------ Data for the task

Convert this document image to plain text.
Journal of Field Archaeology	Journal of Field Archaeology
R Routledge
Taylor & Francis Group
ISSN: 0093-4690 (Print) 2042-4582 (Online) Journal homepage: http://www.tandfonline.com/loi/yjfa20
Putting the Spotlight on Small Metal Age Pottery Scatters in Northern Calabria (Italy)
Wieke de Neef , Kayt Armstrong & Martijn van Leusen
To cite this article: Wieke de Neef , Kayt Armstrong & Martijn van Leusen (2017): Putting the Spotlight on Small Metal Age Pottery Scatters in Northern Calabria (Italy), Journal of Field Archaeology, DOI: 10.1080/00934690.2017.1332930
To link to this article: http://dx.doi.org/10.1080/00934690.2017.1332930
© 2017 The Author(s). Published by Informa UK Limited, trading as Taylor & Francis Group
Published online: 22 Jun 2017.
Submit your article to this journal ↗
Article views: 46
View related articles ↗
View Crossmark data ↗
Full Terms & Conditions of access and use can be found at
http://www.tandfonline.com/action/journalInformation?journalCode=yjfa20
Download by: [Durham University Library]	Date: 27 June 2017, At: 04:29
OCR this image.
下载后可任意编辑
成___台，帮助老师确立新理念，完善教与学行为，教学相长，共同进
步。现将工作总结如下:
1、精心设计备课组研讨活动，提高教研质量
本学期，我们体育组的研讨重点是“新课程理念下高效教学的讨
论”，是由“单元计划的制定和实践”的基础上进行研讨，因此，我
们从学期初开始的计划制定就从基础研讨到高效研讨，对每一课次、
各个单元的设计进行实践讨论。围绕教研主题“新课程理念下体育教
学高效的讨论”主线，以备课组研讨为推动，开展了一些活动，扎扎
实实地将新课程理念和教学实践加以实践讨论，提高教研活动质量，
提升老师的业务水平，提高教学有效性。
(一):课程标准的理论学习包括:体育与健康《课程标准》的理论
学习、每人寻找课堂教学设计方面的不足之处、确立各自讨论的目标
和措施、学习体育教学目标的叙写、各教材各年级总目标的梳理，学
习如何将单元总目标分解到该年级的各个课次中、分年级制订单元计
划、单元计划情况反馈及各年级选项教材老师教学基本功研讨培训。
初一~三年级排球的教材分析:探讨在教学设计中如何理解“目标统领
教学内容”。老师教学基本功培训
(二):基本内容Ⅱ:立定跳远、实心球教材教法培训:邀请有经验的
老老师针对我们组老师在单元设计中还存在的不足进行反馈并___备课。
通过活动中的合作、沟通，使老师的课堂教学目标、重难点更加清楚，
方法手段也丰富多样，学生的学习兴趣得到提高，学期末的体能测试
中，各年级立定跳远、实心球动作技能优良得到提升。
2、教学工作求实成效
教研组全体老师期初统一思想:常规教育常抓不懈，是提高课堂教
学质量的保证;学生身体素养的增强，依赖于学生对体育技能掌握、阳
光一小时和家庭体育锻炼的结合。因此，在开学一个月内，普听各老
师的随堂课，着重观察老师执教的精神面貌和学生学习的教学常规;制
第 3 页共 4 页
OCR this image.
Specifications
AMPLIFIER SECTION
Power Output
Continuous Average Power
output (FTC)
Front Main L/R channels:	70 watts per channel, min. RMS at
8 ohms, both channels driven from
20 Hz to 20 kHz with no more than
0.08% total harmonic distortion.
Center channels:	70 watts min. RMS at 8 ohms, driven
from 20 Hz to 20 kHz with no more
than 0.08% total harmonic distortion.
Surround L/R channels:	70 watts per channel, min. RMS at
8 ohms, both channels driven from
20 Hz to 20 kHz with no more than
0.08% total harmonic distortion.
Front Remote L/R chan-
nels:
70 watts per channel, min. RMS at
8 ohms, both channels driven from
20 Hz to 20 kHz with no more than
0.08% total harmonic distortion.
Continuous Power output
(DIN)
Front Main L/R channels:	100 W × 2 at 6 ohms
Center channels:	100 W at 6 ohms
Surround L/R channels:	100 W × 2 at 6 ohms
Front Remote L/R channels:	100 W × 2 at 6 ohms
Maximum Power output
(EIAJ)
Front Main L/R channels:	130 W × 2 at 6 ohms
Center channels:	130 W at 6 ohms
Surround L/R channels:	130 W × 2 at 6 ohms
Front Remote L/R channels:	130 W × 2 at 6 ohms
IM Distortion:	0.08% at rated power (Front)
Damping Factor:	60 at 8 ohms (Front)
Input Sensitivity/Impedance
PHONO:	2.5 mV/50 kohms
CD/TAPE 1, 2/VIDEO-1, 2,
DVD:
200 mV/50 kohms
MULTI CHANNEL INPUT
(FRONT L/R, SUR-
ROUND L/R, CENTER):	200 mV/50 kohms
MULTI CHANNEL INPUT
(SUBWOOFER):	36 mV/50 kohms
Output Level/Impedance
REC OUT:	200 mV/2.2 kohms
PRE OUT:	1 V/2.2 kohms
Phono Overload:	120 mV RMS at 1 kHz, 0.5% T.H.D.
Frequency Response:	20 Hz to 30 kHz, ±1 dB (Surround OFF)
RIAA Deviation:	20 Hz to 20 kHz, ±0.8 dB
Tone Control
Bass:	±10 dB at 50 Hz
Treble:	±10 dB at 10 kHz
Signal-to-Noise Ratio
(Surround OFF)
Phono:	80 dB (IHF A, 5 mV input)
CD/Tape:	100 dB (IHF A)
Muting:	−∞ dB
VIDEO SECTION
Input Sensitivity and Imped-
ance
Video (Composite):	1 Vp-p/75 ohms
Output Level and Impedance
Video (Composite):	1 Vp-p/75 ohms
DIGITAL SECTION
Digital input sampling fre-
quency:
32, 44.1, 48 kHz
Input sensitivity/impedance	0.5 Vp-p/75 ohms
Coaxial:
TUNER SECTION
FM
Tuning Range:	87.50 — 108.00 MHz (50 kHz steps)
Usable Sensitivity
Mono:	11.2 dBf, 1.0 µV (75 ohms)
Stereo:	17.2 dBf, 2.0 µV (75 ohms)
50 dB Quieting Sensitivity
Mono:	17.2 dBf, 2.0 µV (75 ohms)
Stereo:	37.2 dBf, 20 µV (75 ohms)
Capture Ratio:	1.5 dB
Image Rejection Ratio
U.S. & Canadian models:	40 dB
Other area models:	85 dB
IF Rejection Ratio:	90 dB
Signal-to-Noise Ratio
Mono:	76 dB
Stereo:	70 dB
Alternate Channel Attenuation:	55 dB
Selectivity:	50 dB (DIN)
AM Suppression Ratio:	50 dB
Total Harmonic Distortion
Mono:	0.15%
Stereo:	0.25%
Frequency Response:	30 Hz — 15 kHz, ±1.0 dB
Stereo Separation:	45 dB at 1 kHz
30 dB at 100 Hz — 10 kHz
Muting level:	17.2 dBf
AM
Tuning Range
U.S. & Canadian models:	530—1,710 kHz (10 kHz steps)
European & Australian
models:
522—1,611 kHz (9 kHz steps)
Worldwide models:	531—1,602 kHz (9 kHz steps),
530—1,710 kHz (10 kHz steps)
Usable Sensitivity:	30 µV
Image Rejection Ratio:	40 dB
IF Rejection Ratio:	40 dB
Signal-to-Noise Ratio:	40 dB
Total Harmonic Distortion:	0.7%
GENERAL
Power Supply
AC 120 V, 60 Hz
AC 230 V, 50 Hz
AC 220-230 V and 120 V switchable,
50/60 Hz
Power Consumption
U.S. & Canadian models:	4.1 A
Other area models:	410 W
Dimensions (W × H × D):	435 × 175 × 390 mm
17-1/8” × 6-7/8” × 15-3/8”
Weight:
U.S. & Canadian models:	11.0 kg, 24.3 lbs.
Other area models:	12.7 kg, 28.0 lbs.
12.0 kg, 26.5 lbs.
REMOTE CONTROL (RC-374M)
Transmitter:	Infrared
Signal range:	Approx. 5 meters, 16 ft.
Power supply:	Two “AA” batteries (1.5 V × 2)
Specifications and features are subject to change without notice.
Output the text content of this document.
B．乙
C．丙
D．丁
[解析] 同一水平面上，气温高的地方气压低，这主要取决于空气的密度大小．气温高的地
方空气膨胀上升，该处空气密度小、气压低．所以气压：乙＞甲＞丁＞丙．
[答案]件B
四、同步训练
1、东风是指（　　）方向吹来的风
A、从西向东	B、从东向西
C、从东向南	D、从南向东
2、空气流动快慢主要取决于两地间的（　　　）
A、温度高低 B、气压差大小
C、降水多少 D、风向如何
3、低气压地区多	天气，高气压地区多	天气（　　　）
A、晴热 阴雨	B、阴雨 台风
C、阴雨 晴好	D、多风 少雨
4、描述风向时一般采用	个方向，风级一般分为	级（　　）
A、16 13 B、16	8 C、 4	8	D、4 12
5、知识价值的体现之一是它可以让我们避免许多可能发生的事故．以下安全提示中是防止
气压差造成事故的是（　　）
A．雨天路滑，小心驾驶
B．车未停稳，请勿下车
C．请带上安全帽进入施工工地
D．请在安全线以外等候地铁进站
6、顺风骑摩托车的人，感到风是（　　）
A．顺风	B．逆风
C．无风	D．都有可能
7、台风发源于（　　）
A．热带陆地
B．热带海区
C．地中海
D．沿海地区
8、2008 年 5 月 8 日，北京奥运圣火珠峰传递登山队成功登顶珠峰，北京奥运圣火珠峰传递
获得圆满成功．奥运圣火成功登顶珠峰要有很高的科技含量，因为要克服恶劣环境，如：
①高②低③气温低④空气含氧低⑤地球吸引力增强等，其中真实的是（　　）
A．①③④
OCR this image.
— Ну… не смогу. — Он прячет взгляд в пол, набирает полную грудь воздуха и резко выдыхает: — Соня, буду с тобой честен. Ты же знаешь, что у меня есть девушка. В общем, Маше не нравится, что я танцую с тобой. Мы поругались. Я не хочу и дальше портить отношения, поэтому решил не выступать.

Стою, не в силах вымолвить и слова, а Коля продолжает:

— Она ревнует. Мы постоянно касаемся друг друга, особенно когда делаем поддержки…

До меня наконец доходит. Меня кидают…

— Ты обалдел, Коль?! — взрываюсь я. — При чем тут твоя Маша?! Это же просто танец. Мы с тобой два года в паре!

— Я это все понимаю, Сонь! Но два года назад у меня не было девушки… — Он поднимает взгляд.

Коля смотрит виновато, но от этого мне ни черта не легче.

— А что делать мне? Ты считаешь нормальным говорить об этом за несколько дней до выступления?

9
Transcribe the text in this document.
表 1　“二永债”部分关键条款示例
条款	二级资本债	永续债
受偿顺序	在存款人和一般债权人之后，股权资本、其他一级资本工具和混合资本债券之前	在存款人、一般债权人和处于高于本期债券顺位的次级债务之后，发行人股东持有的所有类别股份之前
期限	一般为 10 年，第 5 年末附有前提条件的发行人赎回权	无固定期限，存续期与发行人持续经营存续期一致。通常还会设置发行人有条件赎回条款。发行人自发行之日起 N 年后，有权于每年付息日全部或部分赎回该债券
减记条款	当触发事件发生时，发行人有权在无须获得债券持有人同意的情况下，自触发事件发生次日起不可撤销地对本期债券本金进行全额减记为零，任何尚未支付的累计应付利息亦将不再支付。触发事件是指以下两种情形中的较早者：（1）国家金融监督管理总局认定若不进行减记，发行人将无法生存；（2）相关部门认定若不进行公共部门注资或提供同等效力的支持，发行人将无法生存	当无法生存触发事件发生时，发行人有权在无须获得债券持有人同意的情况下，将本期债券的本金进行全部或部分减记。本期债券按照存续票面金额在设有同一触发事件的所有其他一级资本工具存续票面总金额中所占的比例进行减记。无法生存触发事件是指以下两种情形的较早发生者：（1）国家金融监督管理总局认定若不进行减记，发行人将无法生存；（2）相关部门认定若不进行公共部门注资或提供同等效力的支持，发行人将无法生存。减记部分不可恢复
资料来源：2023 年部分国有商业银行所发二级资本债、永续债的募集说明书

------------

- [Task directions]: Pull out every line in the material above where "Putting" occurs.

- [Final result]:
Putting the Spotlight on Small Metal Age Pottery Scatters in Northern Calabria (Italy)
To cite this article: Wieke de Neef , Kayt Armstrong & Martijn van Leusen (2017): Putting the Spotlight on Small Metal Age Pottery Scatters in Northern Calabria (Italy), Journal of Field Archaeology, DOI: 10.1080/00934690.2017.1332930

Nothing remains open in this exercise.